Wherever a line below holds the word "pays", copy that line.

** START OF Dataset excerpts **

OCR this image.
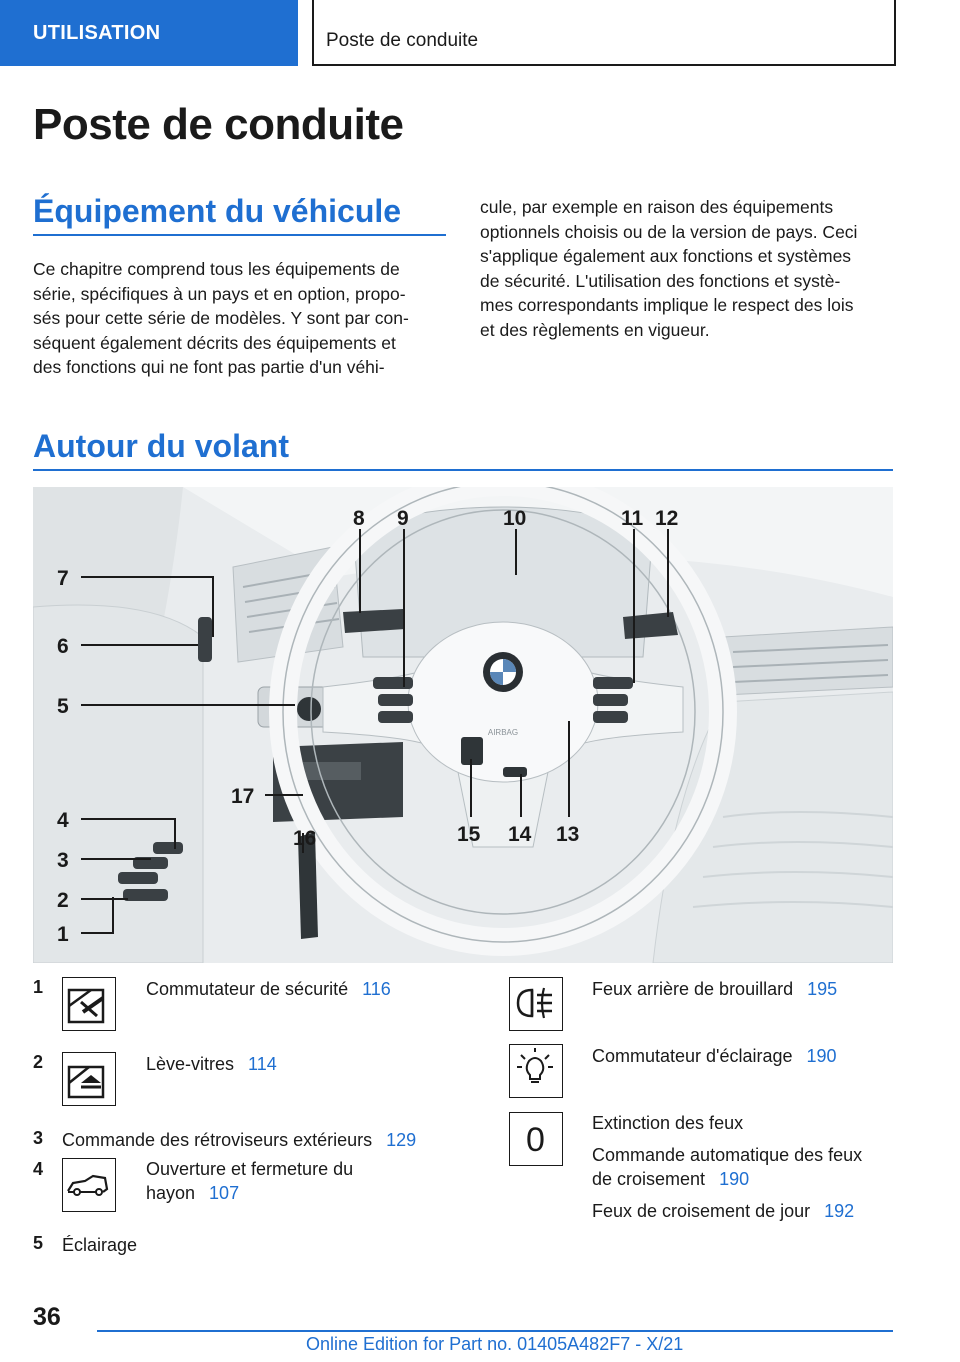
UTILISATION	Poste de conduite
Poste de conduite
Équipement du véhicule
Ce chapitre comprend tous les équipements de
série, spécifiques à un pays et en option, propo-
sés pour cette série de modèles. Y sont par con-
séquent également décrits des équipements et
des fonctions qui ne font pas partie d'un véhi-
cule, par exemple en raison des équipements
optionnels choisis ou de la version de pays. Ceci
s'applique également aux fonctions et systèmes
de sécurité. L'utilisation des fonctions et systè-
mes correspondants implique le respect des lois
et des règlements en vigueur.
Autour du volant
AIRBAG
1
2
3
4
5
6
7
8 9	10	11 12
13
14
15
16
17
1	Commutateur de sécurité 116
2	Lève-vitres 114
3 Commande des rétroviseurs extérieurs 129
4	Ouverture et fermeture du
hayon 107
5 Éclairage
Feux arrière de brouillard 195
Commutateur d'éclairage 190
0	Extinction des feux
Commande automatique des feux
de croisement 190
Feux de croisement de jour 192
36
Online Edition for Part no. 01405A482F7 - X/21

** END OF Dataset excerpts **

Finished exercise:
série, spécifiques à un pays et en option, propo-
optionnels choisis ou de la version de pays. Ceci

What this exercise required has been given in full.